Maridos e mulheres que trocam injúrias na frente de amigos procuram aliados, não voyeurs ou terapeutas de casais
Tentar acalmar uma discussão entre
um casal, assim como apartar briga
de rua, aumenta o risco de você
acabar machucado. Um amigo que aja como mediador, tentando resolver a questão,
corre tanto risco quanto aquele que se
mantém quieto, assistindo a tudo. Isso
porque maridos e mulheres que trocam injúrias na frente de amigos procuram aliados, não voyeurs ou terapeutas de casais.
Ou então buscam mais um saco de pancada em que depositar toda a raiva excedente. Casais em crise podem canibalizar os
amigos. E aqueles que "metem a colher"
geralmente acabam sendo comidos vivos.
Quando sou pego de surpresa no meio
de uma briga de casal, evito ser devorado
usando uma estratégia de fuga, algo como
"desculpe, mas estou atrasado...". Mas,
quando o casal insiste em saber minha opinião, enredando-me em sua teia embaralhada, imploro aos dois que me deixem ir e
que evitem mais constrangimento para
ambos os lados.
Essa súplica geralmente funciona. Mas a
sinceridade e/ou o constrangimento já vivido por cada um de nós pode ser um sério
golpe na amizade. Alguns meses atrás, um
casal carioca de que sou amigo começou
uma acalorada discussão na minha casa. E
o constrangimento que sentiram, combinado com as fragilidades ali reveladas, pode explicar por que não vejo o casal desde
essa época.
Mas e se o marido e a mulher aceitam sua
sugestão, param de brigar na sua frente,
mas, sem conseguir acertar os ponteiros,
procuram você separadamente querendo
apoio? Se apenas um dos dois é seu amigo,
não faça a besteira de ouvir o outro.
Alguns anos atrás, a mulher de um bom
amigo começou a reclamar comigo da infidelidade ocasional do marido, esperando
que eu influenciasse o comportamento dele. Eu deveria ter-me recusado a escutá-la
por fidelidade a ele. Quando meu amigo
descobriu que ofereci o ombro à mulher
dele para que ela chorasse, ele se sentiu
traído (por nós dois!) e levou muito tempo
para se abrir comigo de novo.

▶ _TAREFA PROPOSTA 1_
Copie sem nenhuma alteração as linhas dos registros, começando no início deles e terminando na linha que contém "pr4-title: PR4 (130, 6, 181, 36)", com as duas pontas incluídas.

▶ _DADOS APRESENTADOS_

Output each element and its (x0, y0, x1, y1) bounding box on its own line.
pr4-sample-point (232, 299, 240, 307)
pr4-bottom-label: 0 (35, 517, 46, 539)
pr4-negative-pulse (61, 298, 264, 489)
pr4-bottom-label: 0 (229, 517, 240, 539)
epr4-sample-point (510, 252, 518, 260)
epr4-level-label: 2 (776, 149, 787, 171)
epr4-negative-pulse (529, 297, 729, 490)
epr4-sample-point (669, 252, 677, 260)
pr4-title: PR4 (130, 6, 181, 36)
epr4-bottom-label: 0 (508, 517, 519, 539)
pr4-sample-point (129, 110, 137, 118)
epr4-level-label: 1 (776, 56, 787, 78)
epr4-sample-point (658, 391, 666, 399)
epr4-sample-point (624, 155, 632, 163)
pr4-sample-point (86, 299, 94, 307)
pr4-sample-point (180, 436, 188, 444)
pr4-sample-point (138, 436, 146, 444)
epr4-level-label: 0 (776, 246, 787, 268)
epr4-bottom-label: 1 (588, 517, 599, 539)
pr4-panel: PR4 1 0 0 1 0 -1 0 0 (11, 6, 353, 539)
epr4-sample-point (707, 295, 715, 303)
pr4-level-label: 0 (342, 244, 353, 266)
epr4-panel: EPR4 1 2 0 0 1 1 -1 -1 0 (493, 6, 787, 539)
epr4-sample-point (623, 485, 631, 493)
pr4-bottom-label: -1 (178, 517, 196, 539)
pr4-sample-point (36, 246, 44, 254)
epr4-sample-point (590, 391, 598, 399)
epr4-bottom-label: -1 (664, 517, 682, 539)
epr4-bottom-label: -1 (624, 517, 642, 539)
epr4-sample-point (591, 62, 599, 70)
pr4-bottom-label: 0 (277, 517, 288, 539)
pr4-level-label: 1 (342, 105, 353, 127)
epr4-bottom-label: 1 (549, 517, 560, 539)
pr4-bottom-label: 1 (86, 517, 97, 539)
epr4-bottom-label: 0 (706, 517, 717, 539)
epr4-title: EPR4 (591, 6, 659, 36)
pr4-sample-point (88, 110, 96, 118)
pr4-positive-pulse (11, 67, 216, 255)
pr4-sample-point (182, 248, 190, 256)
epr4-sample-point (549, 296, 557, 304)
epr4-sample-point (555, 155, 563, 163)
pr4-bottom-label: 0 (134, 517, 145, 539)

▶ _TAREFA PROPOSTA 2_
No texto sobre brigas de casal, que frase é usada como estratégia de fuga ao ser pego de surpresa no meio de uma briga?

▶ _SOLUÇÃO 1_
Output each element and its (x0, y0, x1, y1) bounding box on its own line.
pr4-sample-point (232, 299, 240, 307)
pr4-bottom-label: 0 (35, 517, 46, 539)
pr4-negative-pulse (61, 298, 264, 489)
pr4-bottom-label: 0 (229, 517, 240, 539)
epr4-sample-point (510, 252, 518, 260)
epr4-level-label: 2 (776, 149, 787, 171)
epr4-negative-pulse (529, 297, 729, 490)
epr4-sample-point (669, 252, 677, 260)
pr4-title: PR4 (130, 6, 181, 36)

▶ _SOLUÇÃO 2_
Algo como "desculpe, mas estou atrasado...".